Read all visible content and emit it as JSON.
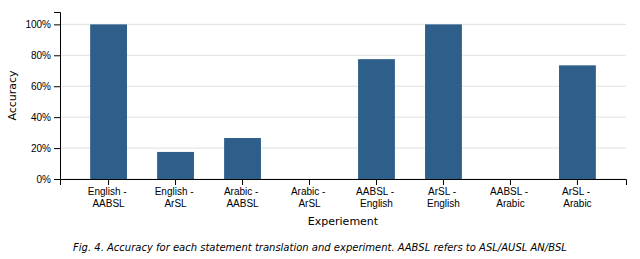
{
  "chart_data": {
    "type": "bar",
    "categories": [
      "English - \nAABSL",
      "English - \nArSL",
      "Arabic - \nAABSL",
      "Arabic - \nArSL",
      "AABSL - \nEnglish",
      "ArSL - \nEnglish",
      "AABSL - \nArabic",
      "ArSL - \nArabic"
    ],
    "values": [
      1.0,
      0.175,
      0.265,
      0.0,
      0.775,
      1.0,
      0.0,
      0.735
    ],
    "color": "#2d5f8a",
    "xlabel": "Experiement",
    "ylabel": "Accuracy",
    "ylim": [
      0,
      1.08
    ],
    "yticks": [
      {
        "value": 0.0,
        "label": "0%"
      },
      {
        "value": 0.2,
        "label": "20%"
      },
      {
        "value": 0.4,
        "label": "40%"
      },
      {
        "value": 0.6,
        "label": "60%"
      },
      {
        "value": 0.8,
        "label": "80%"
      },
      {
        "value": 1.0,
        "label": "100%"
      }
    ],
    "grid": true,
    "caption": "Fig. 4. Accuracy for each statement translation and experiment. AABSL refers to ASL/AUSL AN/BSL"
  }
}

What you will do >>
Copy all the records above exactly, but leave out the pictures.

Final result >>
Read all visible content and emit it as JSON.
{
  "chart_data": {
    "type": "bar",
    "categories": [
      "English - \nAABSL",
      "English - \nArSL",
      "Arabic - \nAABSL",
      "Arabic - \nArSL",
      "AABSL - \nEnglish",
      "ArSL - \nEnglish",
      "AABSL - \nArabic",
      "ArSL - \nArabic"
    ],
    "values": [
      1.0,
      0.175,
      0.265,
      0.0,
      0.775,
      1.0,
      0.0,
      0.735
    ],
    "color": "#2d5f8a",
    "xlabel": "Experiement",
    "ylabel": "Accuracy",
    "ylim": [
      0,
      1.08
    ],
    "yticks": [
      {
        "value": 0.0,
        "label": "0%"
      },
      {
        "value": 0.2,
        "label": "20%"
      },
      {
        "value": 0.4,
        "label": "40%"
      },
      {
        "value": 0.6,
        "label": "60%"
      },
      {
        "value": 0.8,
        "label": "80%"
      },
      {
        "value": 1.0,
        "label": "100%"
      }
    ],
    "grid": true,
    "caption": "Fig. 4. Accuracy for each statement translation and experiment. AABSL refers to ASL/AUSL AN/BSL"
  }
}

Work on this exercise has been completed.